### Given exercise:
Keep only the lines that hold the string "Joint", filtering out the rest of the entries below.

+++ Records provided

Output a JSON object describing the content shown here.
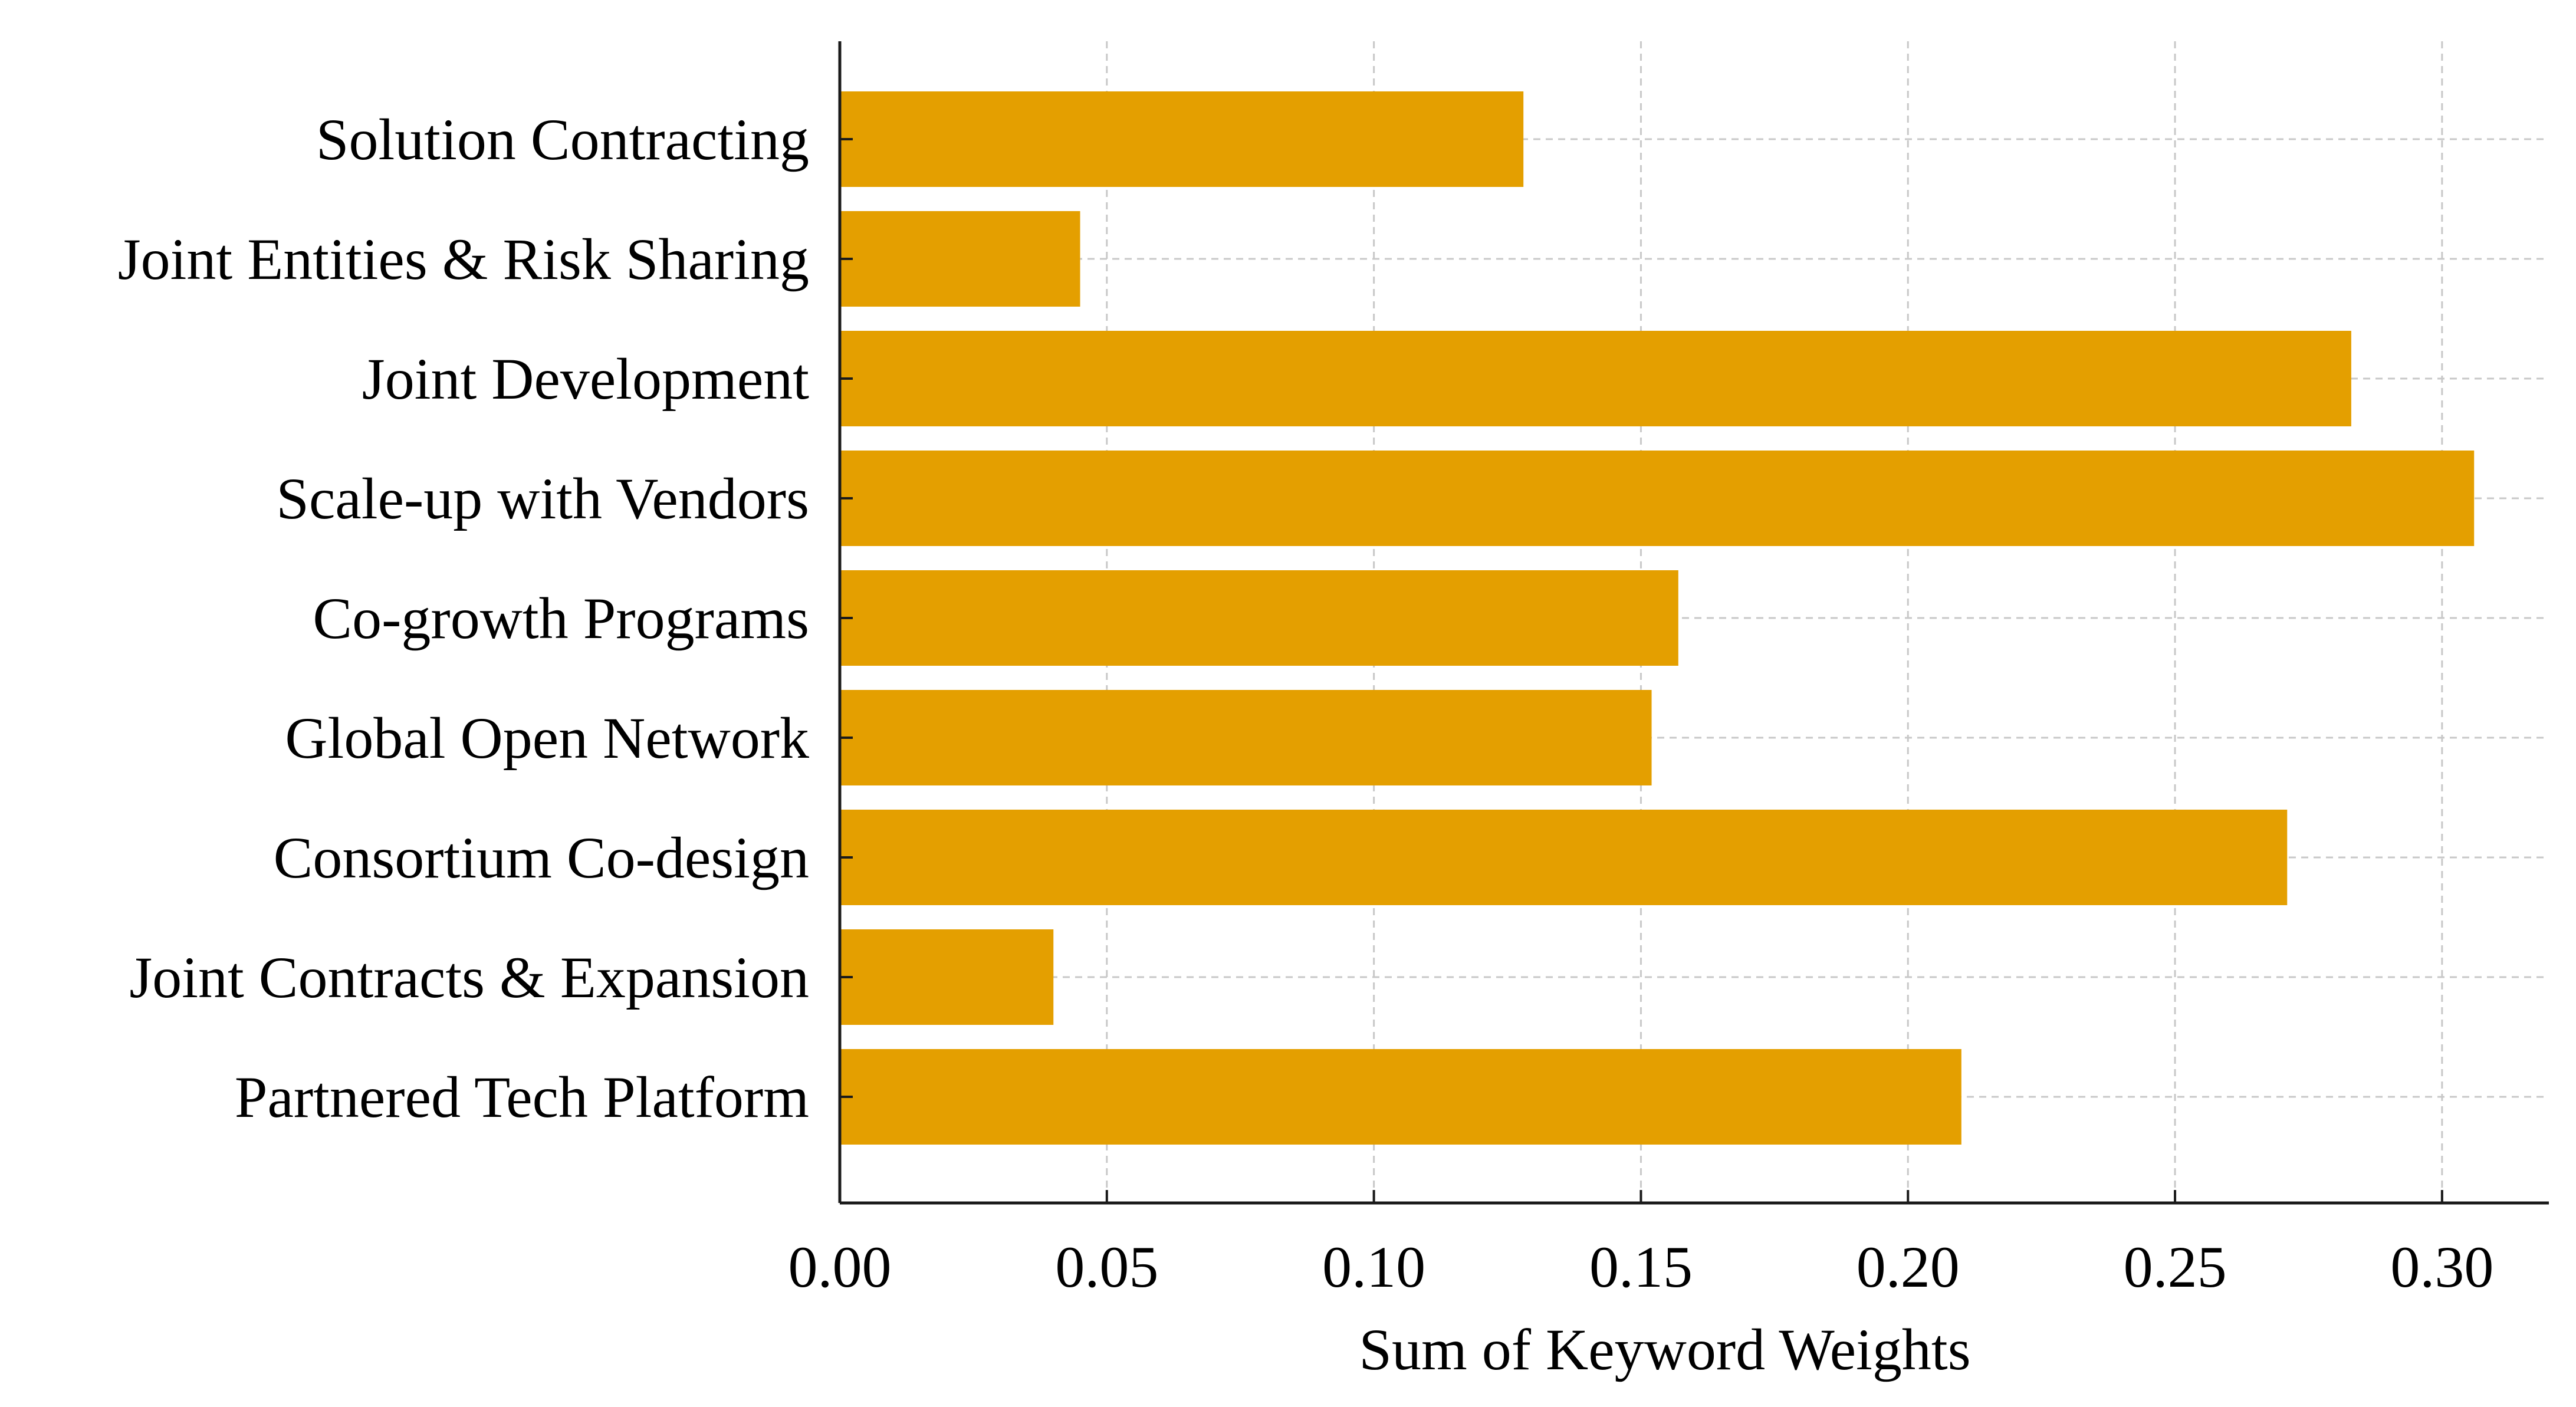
{
  "chart_data": {
    "type": "bar",
    "orientation": "horizontal",
    "title": "",
    "xlabel": "Sum of Keyword Weights",
    "ylabel": "",
    "xlim": [
      0,
      0.32
    ],
    "grid": true,
    "bar_color": "#e49f00",
    "categories": [
      "Solution Contracting",
      "Joint Entities & Risk Sharing",
      "Joint Development",
      "Scale-up with Vendors",
      "Co-growth Programs",
      "Global Open Network",
      "Consortium Co-design",
      "Joint Contracts & Expansion",
      "Partnered Tech Platform"
    ],
    "values": [
      0.128,
      0.045,
      0.283,
      0.306,
      0.157,
      0.152,
      0.271,
      0.04,
      0.21
    ],
    "xticks": [
      0.0,
      0.05,
      0.1,
      0.15,
      0.2,
      0.25,
      0.3
    ],
    "xtick_labels": [
      "0.00",
      "0.05",
      "0.10",
      "0.15",
      "0.20",
      "0.25",
      "0.30"
    ]
  }
}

++++++

### Final answer:
      "Joint Entities & Risk Sharing",
      "Joint Development",
      "Joint Contracts & Expansion",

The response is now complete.